(Data entries):

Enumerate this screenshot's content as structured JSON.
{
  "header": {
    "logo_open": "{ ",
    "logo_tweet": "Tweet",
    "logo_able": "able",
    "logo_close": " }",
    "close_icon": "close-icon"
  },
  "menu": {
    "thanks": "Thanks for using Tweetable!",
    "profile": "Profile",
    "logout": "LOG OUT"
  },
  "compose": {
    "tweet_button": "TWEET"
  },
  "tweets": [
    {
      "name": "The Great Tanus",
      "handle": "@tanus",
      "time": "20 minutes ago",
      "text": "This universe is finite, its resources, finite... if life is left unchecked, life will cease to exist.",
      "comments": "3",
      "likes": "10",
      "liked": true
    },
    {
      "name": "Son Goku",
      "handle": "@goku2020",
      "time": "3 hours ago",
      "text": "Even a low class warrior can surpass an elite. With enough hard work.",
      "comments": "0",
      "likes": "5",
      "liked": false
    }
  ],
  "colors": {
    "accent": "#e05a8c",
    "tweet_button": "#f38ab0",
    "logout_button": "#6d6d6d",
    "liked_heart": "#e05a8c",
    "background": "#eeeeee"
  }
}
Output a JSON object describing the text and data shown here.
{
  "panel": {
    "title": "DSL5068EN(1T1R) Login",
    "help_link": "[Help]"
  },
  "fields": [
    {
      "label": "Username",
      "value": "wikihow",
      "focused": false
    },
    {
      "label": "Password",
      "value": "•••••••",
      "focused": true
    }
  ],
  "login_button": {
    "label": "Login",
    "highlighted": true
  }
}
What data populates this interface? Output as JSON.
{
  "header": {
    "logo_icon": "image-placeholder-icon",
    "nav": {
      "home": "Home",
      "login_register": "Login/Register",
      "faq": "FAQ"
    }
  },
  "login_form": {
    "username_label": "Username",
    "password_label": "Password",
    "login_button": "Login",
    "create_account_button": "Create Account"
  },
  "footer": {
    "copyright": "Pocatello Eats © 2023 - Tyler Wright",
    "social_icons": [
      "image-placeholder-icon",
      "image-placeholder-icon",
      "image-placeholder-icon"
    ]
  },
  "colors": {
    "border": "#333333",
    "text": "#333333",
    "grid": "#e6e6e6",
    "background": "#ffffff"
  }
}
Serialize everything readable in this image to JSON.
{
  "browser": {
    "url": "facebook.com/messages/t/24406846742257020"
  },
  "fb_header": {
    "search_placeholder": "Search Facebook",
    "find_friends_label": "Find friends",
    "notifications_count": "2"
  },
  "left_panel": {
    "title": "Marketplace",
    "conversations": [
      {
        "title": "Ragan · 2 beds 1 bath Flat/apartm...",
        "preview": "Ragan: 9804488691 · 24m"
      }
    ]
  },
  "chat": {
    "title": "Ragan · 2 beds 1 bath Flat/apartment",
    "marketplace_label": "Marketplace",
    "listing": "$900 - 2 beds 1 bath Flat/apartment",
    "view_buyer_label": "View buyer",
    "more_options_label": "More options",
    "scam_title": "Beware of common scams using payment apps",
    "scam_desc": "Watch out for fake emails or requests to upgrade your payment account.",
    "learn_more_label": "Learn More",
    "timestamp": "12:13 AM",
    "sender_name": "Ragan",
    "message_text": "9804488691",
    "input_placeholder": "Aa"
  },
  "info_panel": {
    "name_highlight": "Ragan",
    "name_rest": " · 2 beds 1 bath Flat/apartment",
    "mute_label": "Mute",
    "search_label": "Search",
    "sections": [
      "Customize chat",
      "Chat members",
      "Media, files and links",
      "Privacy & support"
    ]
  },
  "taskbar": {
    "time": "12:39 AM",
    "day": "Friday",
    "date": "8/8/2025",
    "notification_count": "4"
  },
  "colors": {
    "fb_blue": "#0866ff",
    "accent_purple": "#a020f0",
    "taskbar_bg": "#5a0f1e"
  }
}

(Task directions): Note each line of the entries that has "Password" in it, and copy those lines.

(Result):
      "label": "Password",
    "password_label": "Password",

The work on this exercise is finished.